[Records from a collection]
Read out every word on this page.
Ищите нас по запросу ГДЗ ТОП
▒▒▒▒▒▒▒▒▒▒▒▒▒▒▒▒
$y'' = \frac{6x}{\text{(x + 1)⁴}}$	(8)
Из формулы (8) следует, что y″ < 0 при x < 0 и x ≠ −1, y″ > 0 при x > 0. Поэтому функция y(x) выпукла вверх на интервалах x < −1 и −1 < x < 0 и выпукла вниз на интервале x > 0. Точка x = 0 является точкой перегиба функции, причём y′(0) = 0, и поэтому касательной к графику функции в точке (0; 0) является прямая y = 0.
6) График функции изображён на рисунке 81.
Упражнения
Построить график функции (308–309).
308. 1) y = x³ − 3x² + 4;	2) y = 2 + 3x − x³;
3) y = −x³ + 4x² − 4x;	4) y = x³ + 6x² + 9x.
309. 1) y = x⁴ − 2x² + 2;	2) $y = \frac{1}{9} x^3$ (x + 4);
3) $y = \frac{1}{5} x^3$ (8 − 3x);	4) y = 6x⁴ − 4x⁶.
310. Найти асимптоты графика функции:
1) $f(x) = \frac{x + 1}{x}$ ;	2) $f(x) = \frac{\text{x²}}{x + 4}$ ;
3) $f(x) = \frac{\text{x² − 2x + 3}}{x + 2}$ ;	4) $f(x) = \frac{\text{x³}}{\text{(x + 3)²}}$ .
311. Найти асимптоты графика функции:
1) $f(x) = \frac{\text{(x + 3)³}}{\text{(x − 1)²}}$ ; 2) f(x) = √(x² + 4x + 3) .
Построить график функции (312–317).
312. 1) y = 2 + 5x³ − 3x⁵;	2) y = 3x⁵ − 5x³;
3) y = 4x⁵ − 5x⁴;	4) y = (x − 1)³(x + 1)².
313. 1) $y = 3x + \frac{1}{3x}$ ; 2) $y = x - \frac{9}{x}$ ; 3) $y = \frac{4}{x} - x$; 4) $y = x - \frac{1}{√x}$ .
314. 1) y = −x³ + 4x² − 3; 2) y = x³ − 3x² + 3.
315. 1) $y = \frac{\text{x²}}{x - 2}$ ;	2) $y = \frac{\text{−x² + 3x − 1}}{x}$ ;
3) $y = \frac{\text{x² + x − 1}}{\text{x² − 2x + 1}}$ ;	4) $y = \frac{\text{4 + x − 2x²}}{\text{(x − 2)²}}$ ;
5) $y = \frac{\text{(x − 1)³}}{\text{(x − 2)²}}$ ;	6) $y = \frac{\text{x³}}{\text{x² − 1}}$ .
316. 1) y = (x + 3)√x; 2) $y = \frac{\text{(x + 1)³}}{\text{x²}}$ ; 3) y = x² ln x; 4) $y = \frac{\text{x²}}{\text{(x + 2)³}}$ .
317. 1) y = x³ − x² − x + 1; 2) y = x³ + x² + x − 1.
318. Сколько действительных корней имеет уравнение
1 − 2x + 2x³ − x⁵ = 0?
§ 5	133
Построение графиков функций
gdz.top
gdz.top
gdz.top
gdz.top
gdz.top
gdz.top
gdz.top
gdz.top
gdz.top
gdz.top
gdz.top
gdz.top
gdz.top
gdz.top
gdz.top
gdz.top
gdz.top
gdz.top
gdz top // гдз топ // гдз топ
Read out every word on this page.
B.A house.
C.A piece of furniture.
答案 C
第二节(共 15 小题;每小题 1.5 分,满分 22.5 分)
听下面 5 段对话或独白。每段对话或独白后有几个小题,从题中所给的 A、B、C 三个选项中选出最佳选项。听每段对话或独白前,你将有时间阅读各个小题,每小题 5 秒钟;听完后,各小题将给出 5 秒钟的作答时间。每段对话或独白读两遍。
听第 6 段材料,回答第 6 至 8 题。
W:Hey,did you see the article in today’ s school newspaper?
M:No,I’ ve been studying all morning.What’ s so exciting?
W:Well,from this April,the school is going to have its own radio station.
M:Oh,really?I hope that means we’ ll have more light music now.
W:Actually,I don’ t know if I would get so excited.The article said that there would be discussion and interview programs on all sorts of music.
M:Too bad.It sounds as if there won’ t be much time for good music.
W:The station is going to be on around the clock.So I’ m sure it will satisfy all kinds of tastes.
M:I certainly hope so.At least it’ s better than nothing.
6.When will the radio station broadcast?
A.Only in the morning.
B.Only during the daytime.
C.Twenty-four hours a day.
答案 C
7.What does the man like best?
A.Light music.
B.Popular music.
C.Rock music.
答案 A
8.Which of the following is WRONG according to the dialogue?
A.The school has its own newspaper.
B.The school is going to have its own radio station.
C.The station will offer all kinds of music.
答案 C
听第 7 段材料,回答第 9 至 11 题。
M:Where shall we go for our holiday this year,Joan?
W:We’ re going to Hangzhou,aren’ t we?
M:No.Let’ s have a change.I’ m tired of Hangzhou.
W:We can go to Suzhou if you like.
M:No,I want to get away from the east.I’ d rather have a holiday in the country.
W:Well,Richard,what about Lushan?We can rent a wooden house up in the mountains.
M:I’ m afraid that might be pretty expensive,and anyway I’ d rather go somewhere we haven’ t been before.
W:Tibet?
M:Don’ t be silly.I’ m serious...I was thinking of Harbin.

## The problem
Extract each line of the listing above, copying it word for word.

## Written reply
Read out every word on this page.
Ищите нас по запросу ГДЗ ТОП
▒▒▒▒▒▒▒▒▒▒▒▒▒▒▒▒
$y'' = \frac{6x}{\text{(x + 1)⁴}}$	(8)
Из формулы (8) следует, что y″ < 0 при x < 0 и x ≠ −1, y″ > 0 при x > 0. Поэтому функция y(x) выпукла вверх на интервалах x < −1 и −1 < x < 0 и выпукла вниз на интервале x > 0. Точка x = 0 является точкой перегиба функции, причём y′(0) = 0, и поэтому касательной к графику функции в точке (0; 0) является прямая y = 0.
6) График функции изображён на рисунке 81.
Упражнения
Построить график функции (308–309).
308. 1) y = x³ − 3x² + 4;	2) y = 2 + 3x − x³;
3) y = −x³ + 4x² − 4x;	4) y = x³ + 6x² + 9x.
309. 1) y = x⁴ − 2x² + 2;	2) $y = \frac{1}{9} x^3$ (x + 4);
3) $y = \frac{1}{5} x^3$ (8 − 3x);	4) y = 6x⁴ − 4x⁶.
310. Найти асимптоты графика функции:
1) $f(x) = \frac{x + 1}{x}$ ;	2) $f(x) = \frac{\text{x²}}{x + 4}$ ;
3) $f(x) = \frac{\text{x² − 2x + 3}}{x + 2}$ ;	4) $f(x) = \frac{\text{x³}}{\text{(x + 3)²}}$ .
311. Найти асимптоты графика функции:
1) $f(x) = \frac{\text{(x + 3)³}}{\text{(x − 1)²}}$ ; 2) f(x) = √(x² + 4x + 3) .
Построить график функции (312–317).
312. 1) y = 2 + 5x³ − 3x⁵;	2) y = 3x⁵ − 5x³;
3) y = 4x⁵ − 5x⁴;	4) y = (x − 1)³(x + 1)².
313. 1) $y = 3x + \frac{1}{3x}$ ; 2) $y = x - \frac{9}{x}$ ; 3) $y = \frac{4}{x} - x$; 4) $y = x - \frac{1}{√x}$ .
314. 1) y = −x³ + 4x² − 3; 2) y = x³ − 3x² + 3.
315. 1) $y = \frac{\text{x²}}{x - 2}$ ;	2) $y = \frac{\text{−x² + 3x − 1}}{x}$ ;
3) $y = \frac{\text{x² + x − 1}}{\text{x² − 2x + 1}}$ ;	4) $y = \frac{\text{4 + x − 2x²}}{\text{(x − 2)²}}$ ;
5) $y = \frac{\text{(x − 1)³}}{\text{(x − 2)²}}$ ;	6) $y = \frac{\text{x³}}{\text{x² − 1}}$ .
316. 1) y = (x + 3)√x; 2) $y = \frac{\text{(x + 1)³}}{\text{x²}}$ ; 3) y = x² ln x; 4) $y = \frac{\text{x²}}{\text{(x + 2)³}}$ .
317. 1) y = x³ − x² − x + 1; 2) y = x³ + x² + x − 1.
318. Сколько действительных корней имеет уравнение
1 − 2x + 2x³ − x⁵ = 0?
§ 5	133
Построение графиков функций
gdz.top
gdz.top
gdz.top
gdz.top
gdz.top
gdz.top
gdz.top
gdz.top
gdz.top
gdz.top
gdz.top
gdz.top
gdz.top
gdz.top
gdz.top
gdz.top
gdz.top
gdz.top
gdz top // гдз топ // гдз топ
Read out every word on this page.
B.A house.
C.A piece of furniture.
答案 C
第二节(共 15 小题;每小题 1.5 分,满分 22.5 分)
听下面 5 段对话或独白。每段对话或独白后有几个小题,从题中所给的 A、B、C 三个选项中选出最佳选项。听每段对话或独白前,你将有时间阅读各个小题,每小题 5 秒钟;听完后,各小题将给出 5 秒钟的作答时间。每段对话或独白读两遍。
听第 6 段材料,回答第 6 至 8 题。
W:Hey,did you see the article in today’ s school newspaper?
M:No,I’ ve been studying all morning.What’ s so exciting?
W:Well,from this April,the school is going to have its own radio station.
M:Oh,really?I hope that means we’ ll have more light music now.
W:Actually,I don’ t know if I would get so excited.The article said that there would be discussion and interview programs on all sorts of music.
M:Too bad.It sounds as if there won’ t be much time for good music.
W:The station is going to be on around the clock.So I’ m sure it will satisfy all kinds of tastes.
M:I certainly hope so.At least it’ s better than nothing.
6.When will the radio station broadcast?
A.Only in the morning.
B.Only during the daytime.
C.Twenty-four hours a day.
答案 C
7.What does the man like best?
A.Light music.
B.Popular music.
C.Rock music.
答案 A
8.Which of the following is WRONG according to the dialogue?
A.The school has its own newspaper.
B.The school is going to have its own radio station.
C.The station will offer all kinds of music.
答案 C
听第 7 段材料,回答第 9 至 11 题。
M:Where shall we go for our holiday this year,Joan?
W:We’ re going to Hangzhou,aren’ t we?
M:No.Let’ s have a change.I’ m tired of Hangzhou.
W:We can go to Suzhou if you like.
M:No,I want to get away from the east.I’ d rather have a holiday in the country.
W:Well,Richard,what about Lushan?We can rent a wooden house up in the mountains.
M:I’ m afraid that might be pretty expensive,and anyway I’ d rather go somewhere we haven’ t been before.
W:Tibet?
M:Don’ t be silly.I’ m serious...I was thinking of Harbin.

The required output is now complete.